* THE PROBLEM:
Rewrite all of the data below, replacing every "bounding boxes" with "box coordinates" and keeping everything else the same. Leave the pictures out of your answer.
* start RECORDS SHOWN *
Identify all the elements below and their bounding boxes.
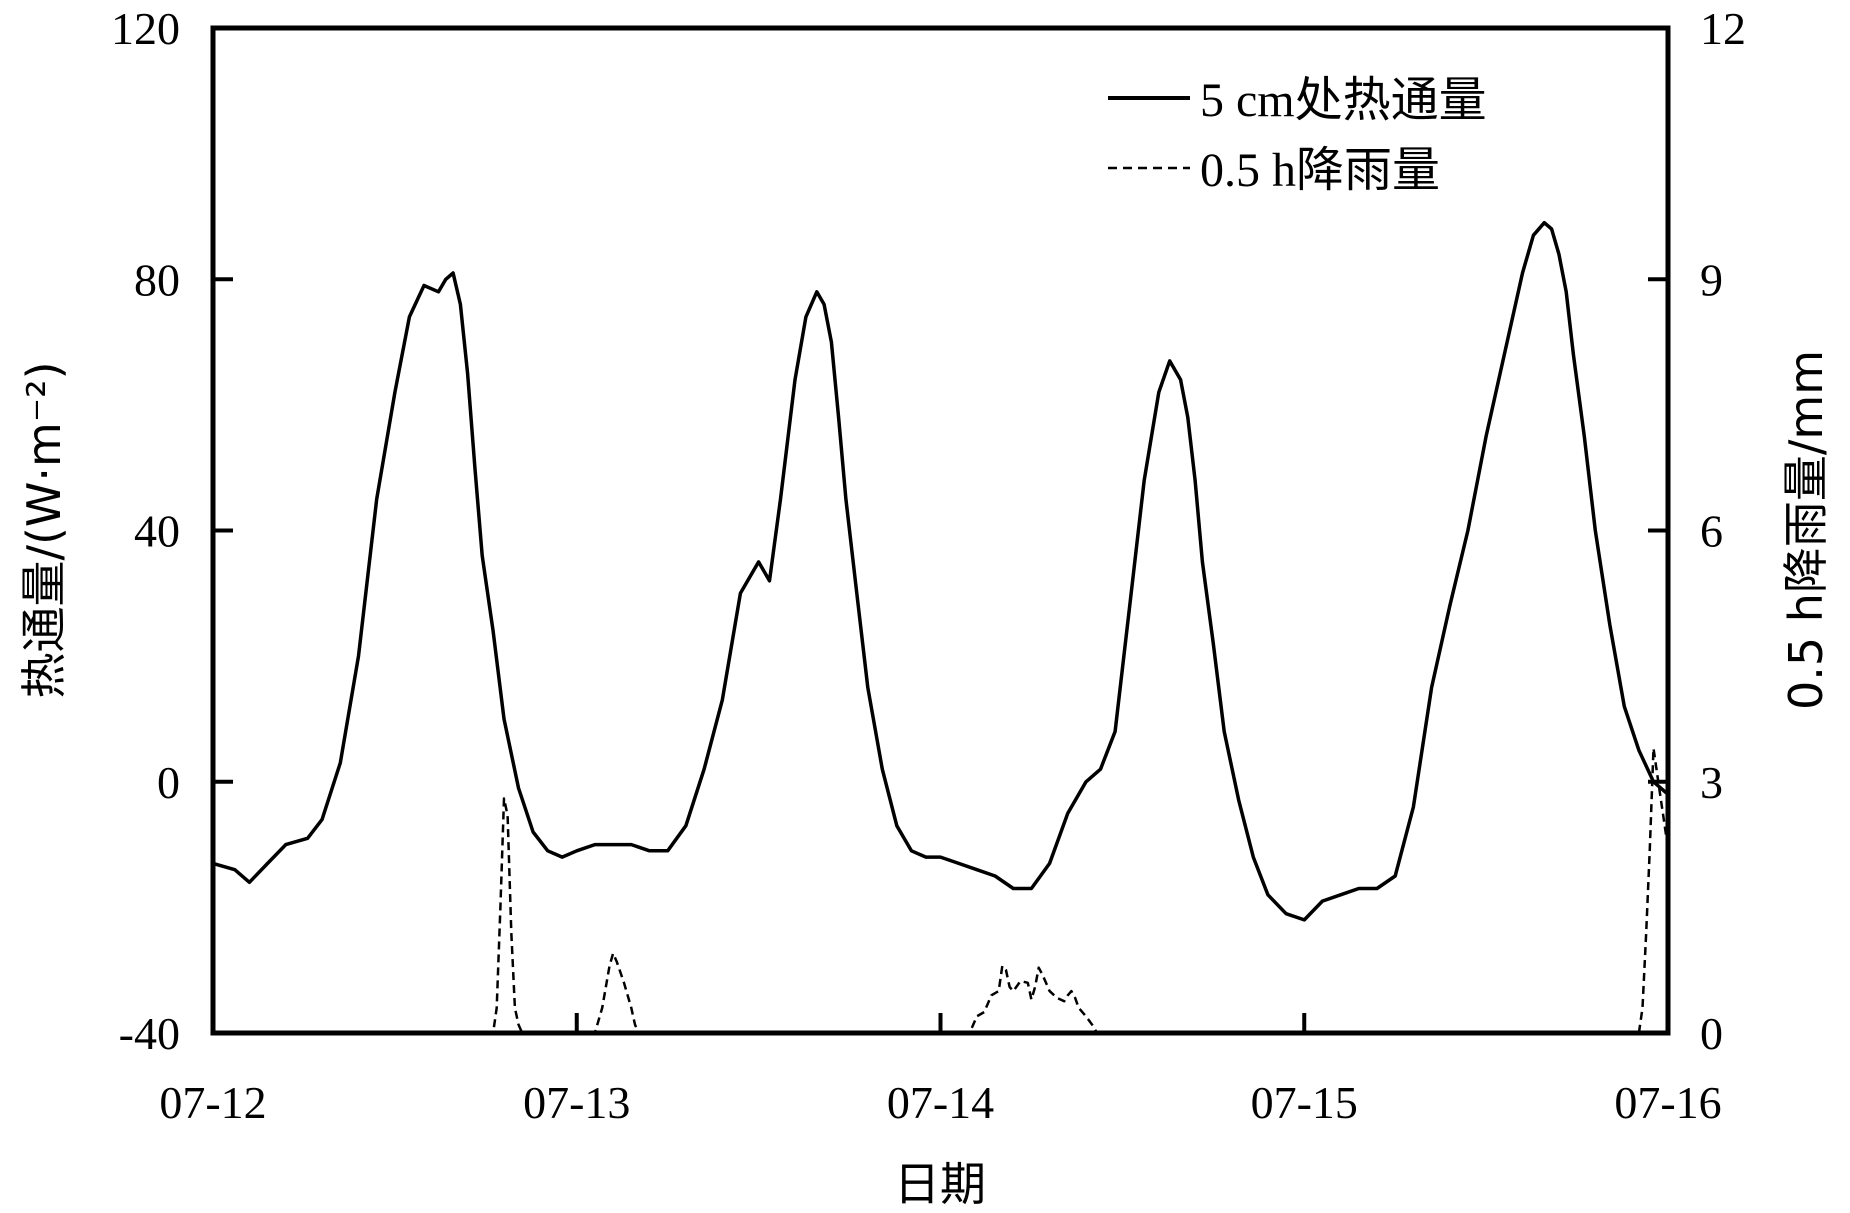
y2-tick-label: 0 [1700, 1008, 1723, 1059]
y2-tick-label: 3 [1700, 757, 1723, 808]
series-lines [212, 220, 1670, 1035]
x-axis-title: 日期 [894, 1157, 986, 1211]
series-line-rainfall [213, 747, 1670, 1035]
x-tick-label: 07-15 [1251, 1077, 1358, 1128]
y-tick-label: -40 [119, 1008, 180, 1059]
y-axis-title: 热通量/(W·m⁻²) [17, 361, 71, 698]
axis-ticks [211, 26, 1670, 1035]
x-tick-label: 07-16 [1614, 1077, 1721, 1128]
legend: 5 cm处热通量 0.5 h降雨量 [1108, 74, 1487, 197]
y-tick-label: 80 [134, 254, 180, 305]
x-tick-label: 07-12 [159, 1077, 266, 1128]
y2-tick-label: 9 [1700, 254, 1723, 305]
series-line-heat-flux [212, 220, 1670, 922]
x-tick-label: 07-13 [523, 1077, 630, 1128]
y-tick-label: 40 [134, 506, 180, 557]
y-tick-label: 120 [111, 3, 180, 54]
y-tick-label: 0 [157, 757, 180, 808]
legend-label-rainfall: 0.5 h降雨量 [1200, 144, 1440, 197]
y2-axis-title: 0.5 h降雨量/mm [1779, 350, 1833, 710]
y-axis-tick-labels: -40 0 40 80 120 [111, 3, 180, 1059]
legend-label-heat-flux: 5 cm处热通量 [1200, 74, 1487, 127]
y2-tick-label: 12 [1700, 3, 1746, 54]
x-tick-label: 07-14 [887, 1077, 994, 1128]
plot-frame [210, 25, 1671, 1036]
y2-axis-tick-labels: 0 3 6 9 12 [1700, 3, 1746, 1059]
x-axis-tick-labels: 07-12 07-13 07-14 07-15 07-16 [159, 1077, 1721, 1128]
y2-tick-label: 6 [1700, 506, 1723, 557]
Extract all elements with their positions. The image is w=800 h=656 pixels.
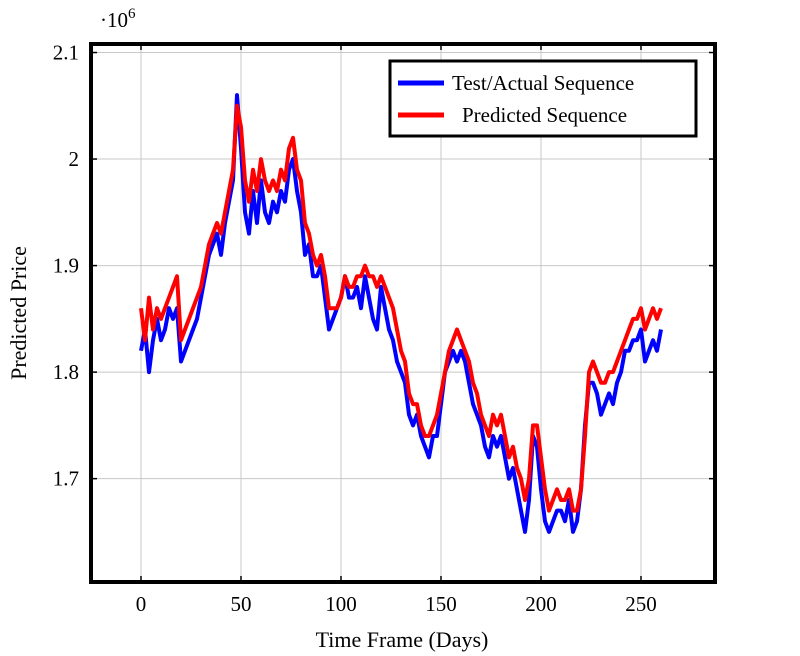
y-axis-label: Predicted Price (6, 246, 31, 380)
x-tick-label: 250 (625, 592, 657, 616)
series-line-predicted (139, 103, 663, 513)
y-axis-multiplier: ·106 (100, 6, 136, 32)
x-tick-label: 100 (325, 592, 357, 616)
x-tick-label: 0 (136, 592, 147, 616)
y-axis-ticks: 1.7 1.8 1.9 2 2.1 (53, 41, 715, 491)
legend-label-predicted: Predicted Sequence (462, 103, 627, 127)
x-tick-label: 200 (525, 592, 557, 616)
series-layer (139, 93, 663, 534)
y-tick-label: 1.8 (53, 360, 79, 384)
x-axis-label: Time Frame (Days) (316, 627, 489, 652)
y-axis-multiplier-exponent: 6 (128, 6, 136, 22)
y-tick-label: 2 (69, 147, 80, 171)
x-tick-label: 50 (231, 592, 252, 616)
legend: Test/Actual Sequence Predicted Sequence (388, 59, 698, 138)
y-tick-label: 1.9 (53, 254, 79, 278)
x-axis-ticks: 0 50 100 150 200 250 (136, 44, 657, 616)
x-tick-label: 150 (425, 592, 457, 616)
y-tick-label: 1.7 (53, 467, 79, 491)
legend-box (388, 59, 698, 138)
y-axis-multiplier-base: ·10 (100, 8, 128, 32)
legend-label-actual: Test/Actual Sequence (452, 71, 634, 95)
y-tick-label: 2.1 (53, 41, 79, 65)
plot-frame (89, 42, 717, 584)
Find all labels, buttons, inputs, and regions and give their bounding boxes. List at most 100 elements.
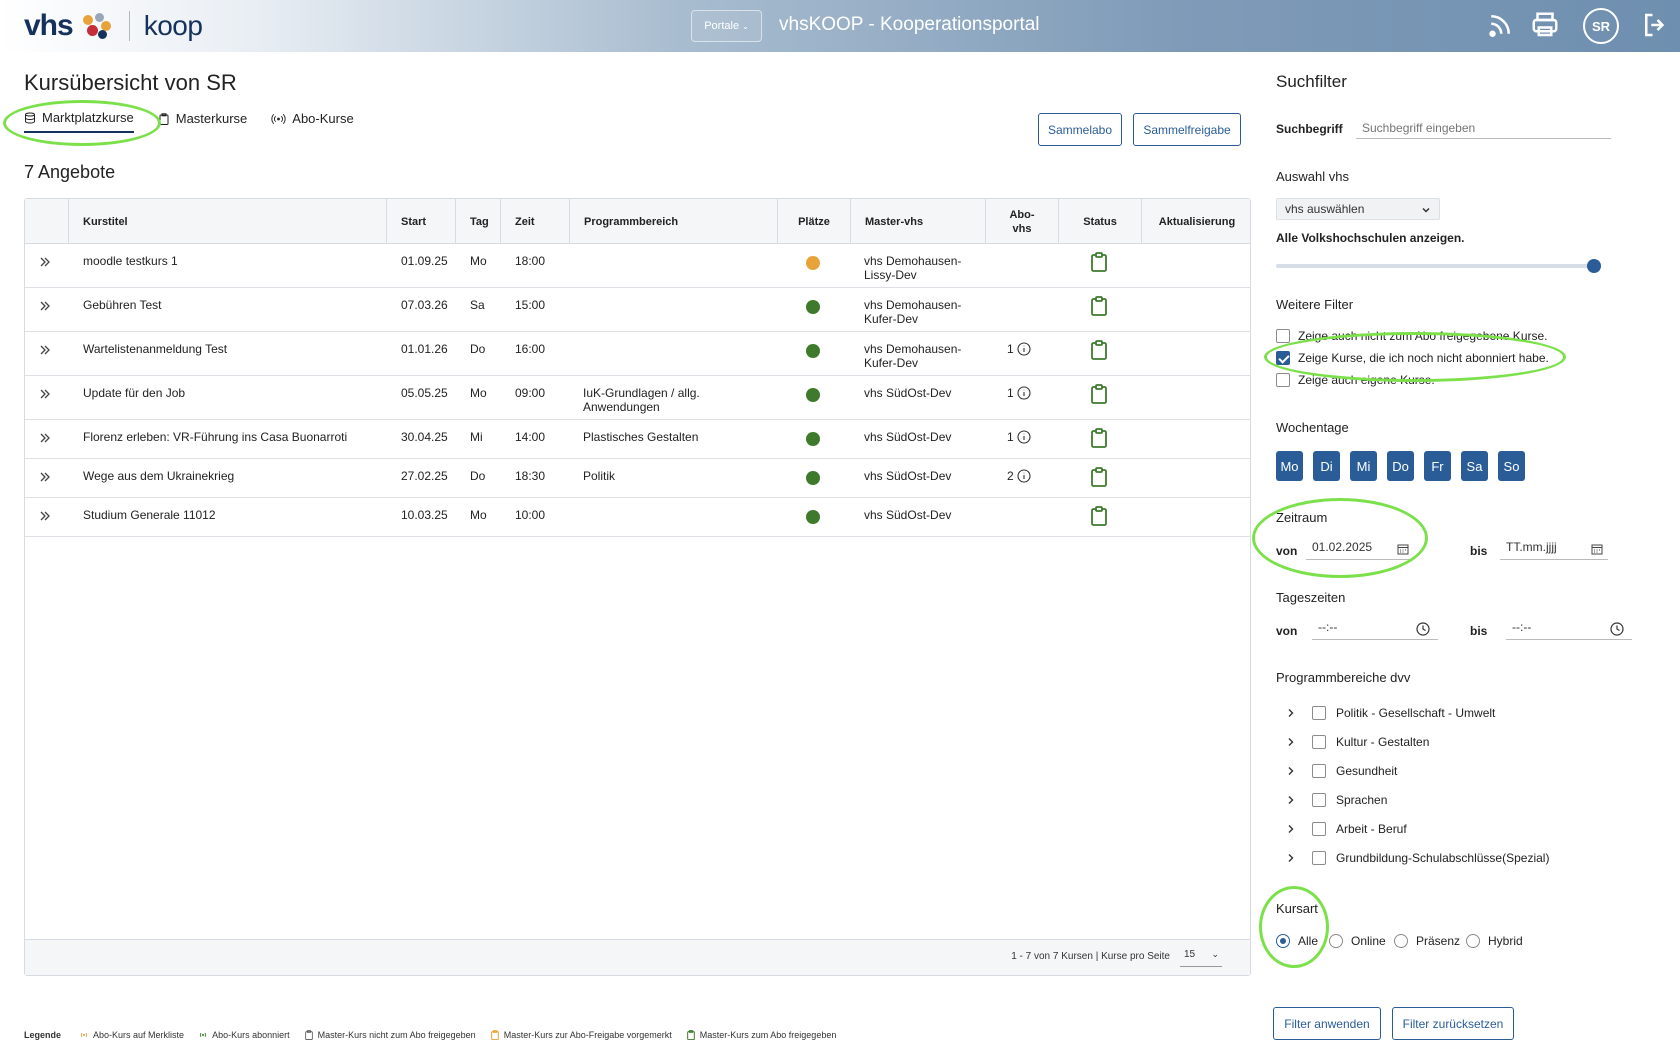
* end RECORDS SHOWN *
* CORRECT ANSWER:
Identify all the elements below and their box coordinates.
y2-tick-label: 0 [1700, 1008, 1723, 1059]
y2-tick-label: 3 [1700, 757, 1723, 808]
series-lines [212, 220, 1670, 1035]
x-axis-title: 日期 [894, 1157, 986, 1211]
series-line-rainfall [213, 747, 1670, 1035]
x-tick-label: 07-15 [1251, 1077, 1358, 1128]
y-tick-label: -40 [119, 1008, 180, 1059]
y-axis-title: 热通量/(W·m⁻²) [17, 361, 71, 698]
axis-ticks [211, 26, 1670, 1035]
x-tick-label: 07-16 [1614, 1077, 1721, 1128]
legend: 5 cm处热通量 0.5 h降雨量 [1108, 74, 1487, 197]
y-tick-label: 80 [134, 254, 180, 305]
x-tick-label: 07-12 [159, 1077, 266, 1128]
y2-tick-label: 9 [1700, 254, 1723, 305]
series-line-heat-flux [212, 220, 1670, 922]
x-tick-label: 07-13 [523, 1077, 630, 1128]
y-tick-label: 40 [134, 506, 180, 557]
y-tick-label: 120 [111, 3, 180, 54]
y-tick-label: 0 [157, 757, 180, 808]
legend-label-rainfall: 0.5 h降雨量 [1200, 144, 1440, 197]
y2-axis-title: 0.5 h降雨量/mm [1779, 350, 1833, 710]
y-axis-tick-labels: -40 0 40 80 120 [111, 3, 180, 1059]
legend-label-heat-flux: 5 cm处热通量 [1200, 74, 1487, 127]
y2-tick-label: 12 [1700, 3, 1746, 54]
x-tick-label: 07-14 [887, 1077, 994, 1128]
plot-frame [210, 25, 1671, 1036]
y2-axis-tick-labels: 0 3 6 9 12 [1700, 3, 1746, 1059]
x-axis-tick-labels: 07-12 07-13 07-14 07-15 07-16 [159, 1077, 1721, 1128]
y2-tick-label: 6 [1700, 506, 1723, 557]
Extract all elements with their positions. The image is w=800 h=656 pixels.
y-axis-label: Predicted Price (6, 246, 31, 380)
x-tick-label: 250 (625, 592, 657, 616)
series-line-predicted (139, 103, 663, 513)
y-axis-multiplier: ·106 (100, 6, 136, 32)
x-tick-label: 100 (325, 592, 357, 616)
x-tick-label: 0 (136, 592, 147, 616)
y-axis-ticks: 1.7 1.8 1.9 2 2.1 (53, 41, 715, 491)
legend-label-predicted: Predicted Sequence (462, 103, 627, 127)
x-tick-label: 200 (525, 592, 557, 616)
series-layer (139, 93, 663, 534)
y-tick-label: 1.8 (53, 360, 79, 384)
x-axis-label: Time Frame (Days) (316, 627, 489, 652)
y-axis-multiplier-exponent: 6 (128, 6, 136, 22)
y-tick-label: 2 (69, 147, 80, 171)
x-tick-label: 50 (231, 592, 252, 616)
legend: Test/Actual Sequence Predicted Sequence (388, 59, 698, 138)
y-tick-label: 1.9 (53, 254, 79, 278)
x-axis-ticks: 0 50 100 150 200 250 (136, 44, 657, 616)
x-tick-label: 150 (425, 592, 457, 616)
y-tick-label: 1.7 (53, 467, 79, 491)
legend-box (388, 59, 698, 138)
y-axis-multiplier-base: ·10 (100, 8, 128, 32)
legend-label-actual: Test/Actual Sequence (452, 71, 634, 95)
y-tick-label: 2.1 (53, 41, 79, 65)
plot-frame (89, 42, 717, 584)
Find all labels, buttons, inputs, and regions and give their box coordinates. List at most 100 elements.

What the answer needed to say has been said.